# STORED ROWS

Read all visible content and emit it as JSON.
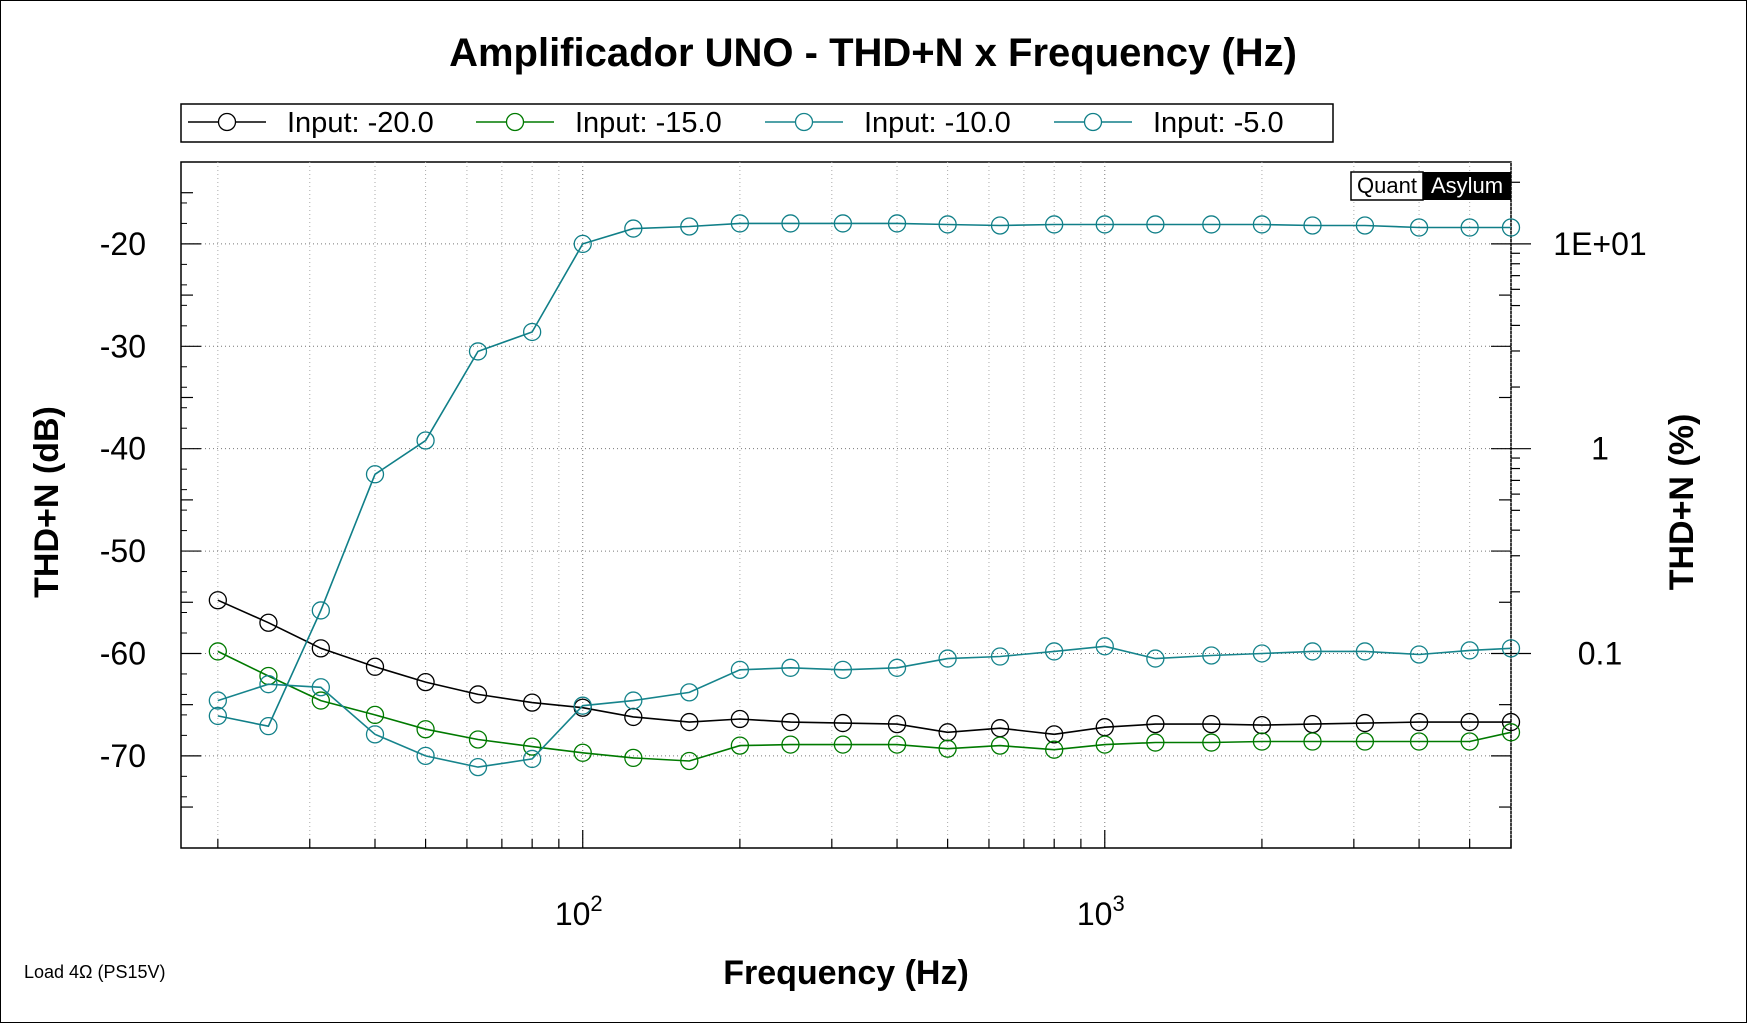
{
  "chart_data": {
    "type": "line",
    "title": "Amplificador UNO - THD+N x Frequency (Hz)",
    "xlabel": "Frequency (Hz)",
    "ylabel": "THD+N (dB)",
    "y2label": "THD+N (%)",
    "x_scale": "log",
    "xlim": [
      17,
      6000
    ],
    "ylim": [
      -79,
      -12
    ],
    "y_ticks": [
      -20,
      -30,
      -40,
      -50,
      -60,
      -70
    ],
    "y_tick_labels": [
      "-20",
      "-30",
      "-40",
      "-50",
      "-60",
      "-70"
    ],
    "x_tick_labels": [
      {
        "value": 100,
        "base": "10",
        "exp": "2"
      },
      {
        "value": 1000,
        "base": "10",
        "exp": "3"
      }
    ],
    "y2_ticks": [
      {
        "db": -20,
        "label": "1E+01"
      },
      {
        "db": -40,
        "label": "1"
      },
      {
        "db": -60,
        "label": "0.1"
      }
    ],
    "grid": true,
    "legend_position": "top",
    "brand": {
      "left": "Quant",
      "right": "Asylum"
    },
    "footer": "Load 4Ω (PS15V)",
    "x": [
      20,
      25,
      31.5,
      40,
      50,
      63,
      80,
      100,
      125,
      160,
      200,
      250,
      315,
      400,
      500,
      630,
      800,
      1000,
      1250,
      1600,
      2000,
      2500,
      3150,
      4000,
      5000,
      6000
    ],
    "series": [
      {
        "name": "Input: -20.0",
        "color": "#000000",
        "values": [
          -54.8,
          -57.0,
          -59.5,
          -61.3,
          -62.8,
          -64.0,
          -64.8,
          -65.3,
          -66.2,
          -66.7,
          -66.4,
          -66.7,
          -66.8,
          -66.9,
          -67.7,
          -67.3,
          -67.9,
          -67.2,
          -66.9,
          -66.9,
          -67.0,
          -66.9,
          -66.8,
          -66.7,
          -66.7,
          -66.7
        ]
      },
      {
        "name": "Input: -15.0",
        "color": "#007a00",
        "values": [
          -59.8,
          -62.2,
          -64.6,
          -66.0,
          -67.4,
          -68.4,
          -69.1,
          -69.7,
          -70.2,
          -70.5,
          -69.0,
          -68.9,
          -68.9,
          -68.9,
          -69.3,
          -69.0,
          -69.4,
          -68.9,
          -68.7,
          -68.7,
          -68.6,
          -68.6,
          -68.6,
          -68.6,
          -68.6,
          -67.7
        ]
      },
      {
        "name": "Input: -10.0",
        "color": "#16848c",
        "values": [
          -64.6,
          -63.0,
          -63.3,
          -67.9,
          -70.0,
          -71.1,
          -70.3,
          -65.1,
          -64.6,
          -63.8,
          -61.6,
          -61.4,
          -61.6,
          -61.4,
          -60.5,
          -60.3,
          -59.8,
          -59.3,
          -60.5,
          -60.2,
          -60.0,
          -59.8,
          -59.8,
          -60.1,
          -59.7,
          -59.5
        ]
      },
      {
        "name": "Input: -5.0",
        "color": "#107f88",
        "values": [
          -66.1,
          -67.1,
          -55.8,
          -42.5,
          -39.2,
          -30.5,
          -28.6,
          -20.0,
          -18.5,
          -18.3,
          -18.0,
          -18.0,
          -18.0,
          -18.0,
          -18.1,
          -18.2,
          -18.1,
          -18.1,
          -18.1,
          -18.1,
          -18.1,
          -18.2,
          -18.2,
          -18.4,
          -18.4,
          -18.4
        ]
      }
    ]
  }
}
* * *
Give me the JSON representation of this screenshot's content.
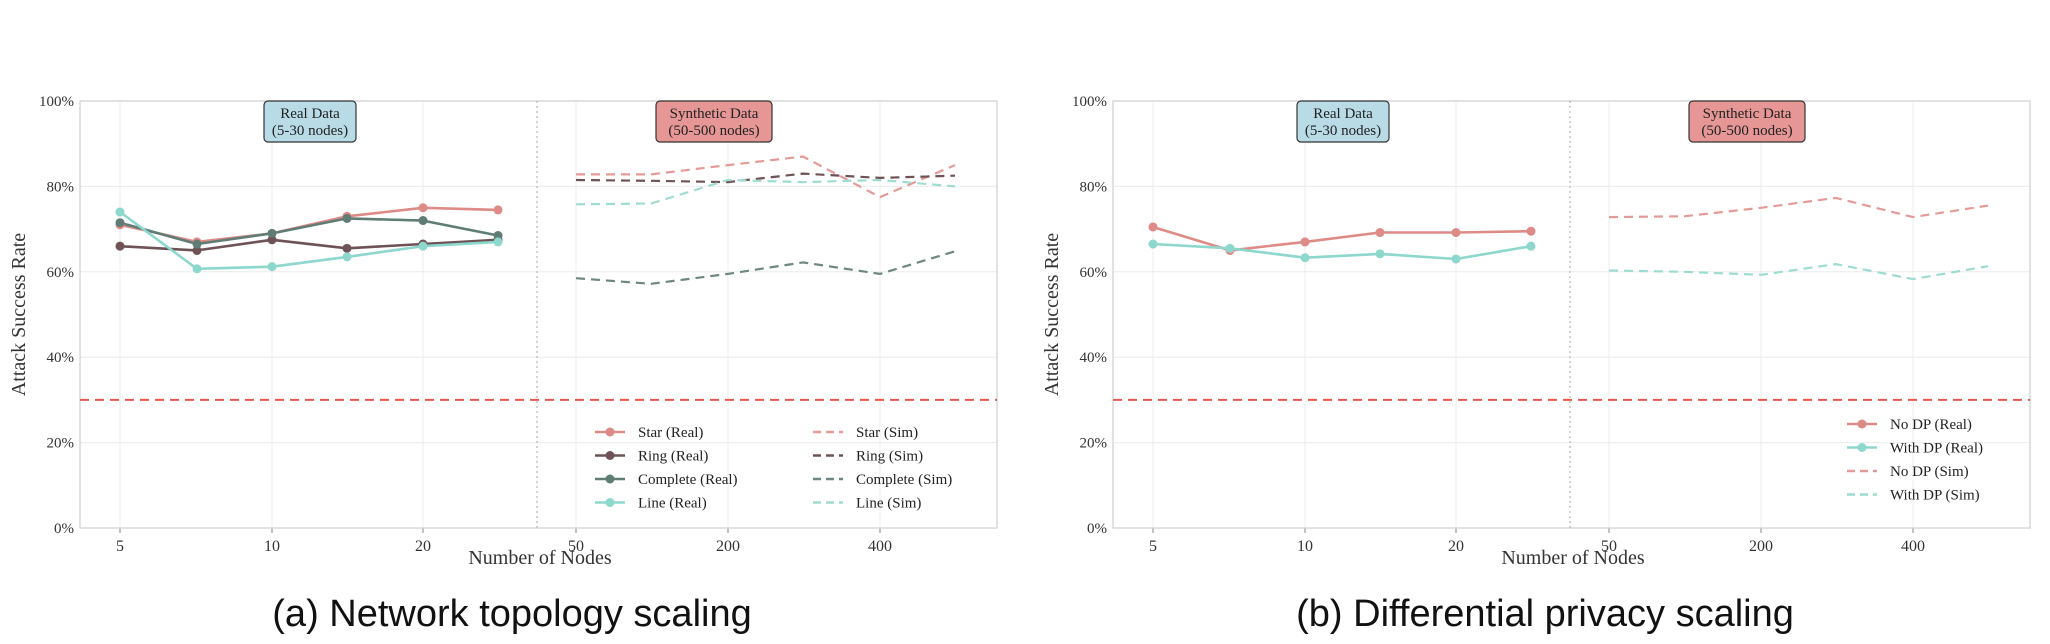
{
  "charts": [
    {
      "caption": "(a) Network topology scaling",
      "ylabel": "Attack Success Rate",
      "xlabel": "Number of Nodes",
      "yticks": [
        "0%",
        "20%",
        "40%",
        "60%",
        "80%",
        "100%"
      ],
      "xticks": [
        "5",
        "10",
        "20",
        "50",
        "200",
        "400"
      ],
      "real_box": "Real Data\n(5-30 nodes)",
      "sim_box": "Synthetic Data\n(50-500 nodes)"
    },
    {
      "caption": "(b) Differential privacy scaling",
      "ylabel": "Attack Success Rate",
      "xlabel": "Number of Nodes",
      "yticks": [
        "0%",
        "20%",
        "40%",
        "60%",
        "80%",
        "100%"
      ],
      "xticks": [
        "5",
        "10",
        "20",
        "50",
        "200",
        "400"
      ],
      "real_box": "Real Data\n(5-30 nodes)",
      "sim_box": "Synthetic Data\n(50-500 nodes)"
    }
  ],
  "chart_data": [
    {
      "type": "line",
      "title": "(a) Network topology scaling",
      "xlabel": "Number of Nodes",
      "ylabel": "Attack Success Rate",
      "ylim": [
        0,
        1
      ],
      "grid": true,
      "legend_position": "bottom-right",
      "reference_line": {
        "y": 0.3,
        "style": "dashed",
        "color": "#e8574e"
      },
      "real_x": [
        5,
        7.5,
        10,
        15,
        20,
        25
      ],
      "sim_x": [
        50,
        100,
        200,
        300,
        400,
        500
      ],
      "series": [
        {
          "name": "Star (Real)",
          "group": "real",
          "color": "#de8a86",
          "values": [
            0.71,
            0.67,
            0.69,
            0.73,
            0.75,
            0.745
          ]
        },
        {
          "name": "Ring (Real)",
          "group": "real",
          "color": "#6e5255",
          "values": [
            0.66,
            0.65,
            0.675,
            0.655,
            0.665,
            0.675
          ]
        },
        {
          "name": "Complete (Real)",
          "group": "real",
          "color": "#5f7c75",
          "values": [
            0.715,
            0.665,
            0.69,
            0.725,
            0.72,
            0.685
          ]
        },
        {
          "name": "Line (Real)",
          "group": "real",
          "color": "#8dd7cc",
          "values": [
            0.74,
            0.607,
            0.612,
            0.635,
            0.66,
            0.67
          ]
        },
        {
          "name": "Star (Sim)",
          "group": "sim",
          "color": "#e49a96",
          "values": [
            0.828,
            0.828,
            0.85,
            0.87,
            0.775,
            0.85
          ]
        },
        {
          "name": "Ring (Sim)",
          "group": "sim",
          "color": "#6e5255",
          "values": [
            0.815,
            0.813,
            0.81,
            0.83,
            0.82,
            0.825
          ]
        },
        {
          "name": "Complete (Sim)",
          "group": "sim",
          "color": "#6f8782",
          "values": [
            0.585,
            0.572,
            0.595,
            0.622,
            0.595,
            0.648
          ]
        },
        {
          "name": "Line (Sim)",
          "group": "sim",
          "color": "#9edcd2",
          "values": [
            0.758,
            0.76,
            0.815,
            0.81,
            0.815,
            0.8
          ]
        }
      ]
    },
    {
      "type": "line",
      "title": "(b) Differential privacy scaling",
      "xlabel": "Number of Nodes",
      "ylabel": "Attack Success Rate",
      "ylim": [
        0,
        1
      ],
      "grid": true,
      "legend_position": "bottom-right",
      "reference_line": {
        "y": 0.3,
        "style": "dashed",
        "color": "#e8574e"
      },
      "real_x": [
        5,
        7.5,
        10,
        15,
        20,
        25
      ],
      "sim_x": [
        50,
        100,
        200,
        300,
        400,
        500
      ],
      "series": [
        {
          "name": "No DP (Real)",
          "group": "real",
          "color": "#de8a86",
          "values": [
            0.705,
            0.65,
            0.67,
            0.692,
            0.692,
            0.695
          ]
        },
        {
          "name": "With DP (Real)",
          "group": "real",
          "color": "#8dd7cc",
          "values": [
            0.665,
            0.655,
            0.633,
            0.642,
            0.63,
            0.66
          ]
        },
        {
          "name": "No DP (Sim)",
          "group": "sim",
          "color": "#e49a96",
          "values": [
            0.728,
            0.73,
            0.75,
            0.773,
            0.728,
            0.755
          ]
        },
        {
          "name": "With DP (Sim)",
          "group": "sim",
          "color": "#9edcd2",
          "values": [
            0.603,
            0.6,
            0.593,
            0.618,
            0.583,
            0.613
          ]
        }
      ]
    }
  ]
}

# WORK TO COMPLETE
Give the number of lines in the material above that have the word "topology" in them, and nothing more.

# WRITTEN RESPONSE
2